■ What needs to be done ■
Exactly reproduce all the records, keeping pictures out of the copy.

++++++++

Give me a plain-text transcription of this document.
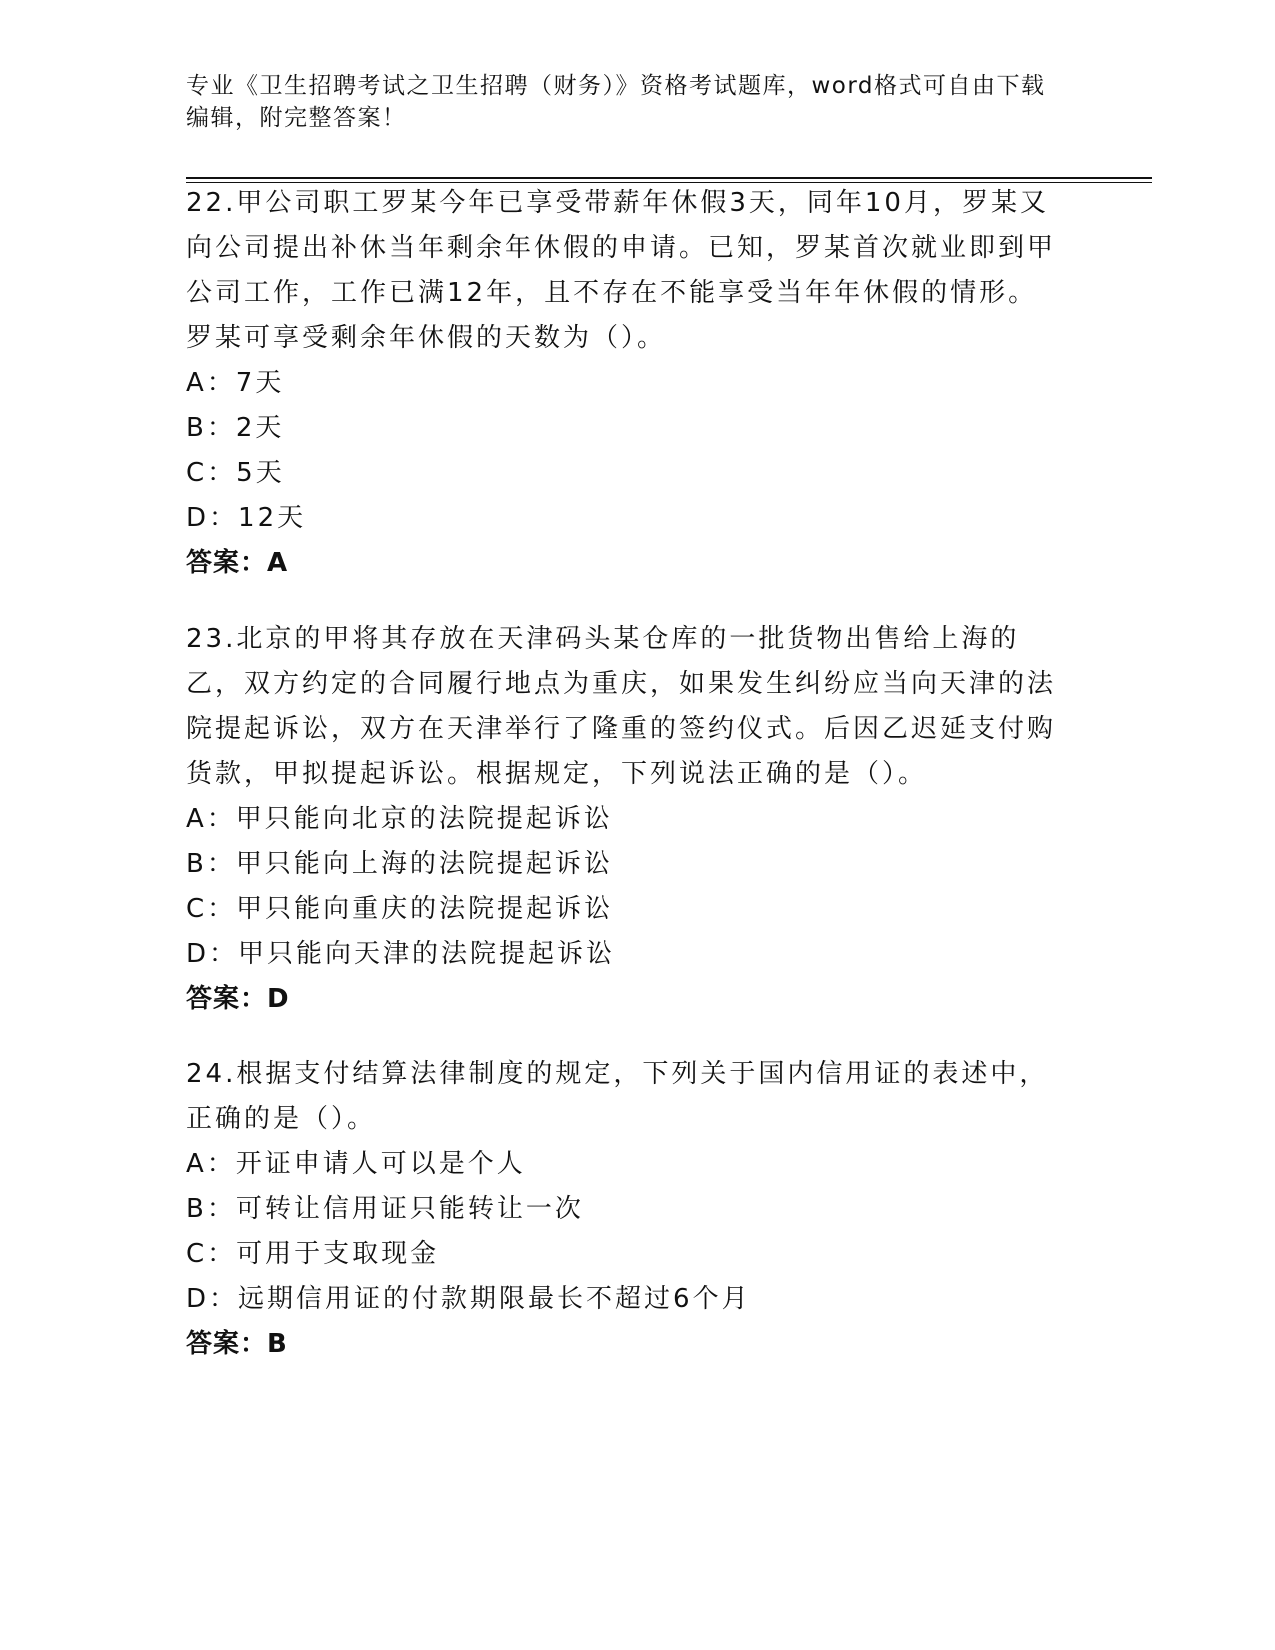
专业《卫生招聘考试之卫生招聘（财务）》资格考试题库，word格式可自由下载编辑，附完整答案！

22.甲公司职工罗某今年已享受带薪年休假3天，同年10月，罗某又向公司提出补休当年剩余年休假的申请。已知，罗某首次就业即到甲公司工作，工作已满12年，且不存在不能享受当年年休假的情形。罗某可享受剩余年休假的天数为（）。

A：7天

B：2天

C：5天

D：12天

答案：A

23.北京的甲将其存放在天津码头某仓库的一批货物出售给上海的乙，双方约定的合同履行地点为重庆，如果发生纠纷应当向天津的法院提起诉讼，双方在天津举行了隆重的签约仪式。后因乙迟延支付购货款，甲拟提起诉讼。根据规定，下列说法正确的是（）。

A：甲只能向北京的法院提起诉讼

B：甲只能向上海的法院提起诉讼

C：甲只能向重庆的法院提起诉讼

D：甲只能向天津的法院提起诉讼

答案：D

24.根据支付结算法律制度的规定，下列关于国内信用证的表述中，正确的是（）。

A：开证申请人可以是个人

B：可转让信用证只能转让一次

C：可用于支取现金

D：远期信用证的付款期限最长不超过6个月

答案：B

++++++++

■ Task response ■
Give me a plain-text transcription of this document.
专业《卫生招聘考试之卫生招聘（财务）》资格考试题库，word格式可自由下载编辑，附完整答案！

22.甲公司职工罗某今年已享受带薪年休假3天，同年10月，罗某又向公司提出补休当年剩余年休假的申请。已知，罗某首次就业即到甲公司工作，工作已满12年，且不存在不能享受当年年休假的情形。罗某可享受剩余年休假的天数为（）。

A：7天

B：2天

C：5天

D：12天

答案：A

23.北京的甲将其存放在天津码头某仓库的一批货物出售给上海的乙，双方约定的合同履行地点为重庆，如果发生纠纷应当向天津的法院提起诉讼，双方在天津举行了隆重的签约仪式。后因乙迟延支付购货款，甲拟提起诉讼。根据规定，下列说法正确的是（）。

A：甲只能向北京的法院提起诉讼

B：甲只能向上海的法院提起诉讼

C：甲只能向重庆的法院提起诉讼

D：甲只能向天津的法院提起诉讼

答案：D

24.根据支付结算法律制度的规定，下列关于国内信用证的表述中，正确的是（）。

A：开证申请人可以是个人

B：可转让信用证只能转让一次

C：可用于支取现金

D：远期信用证的付款期限最长不超过6个月

答案：B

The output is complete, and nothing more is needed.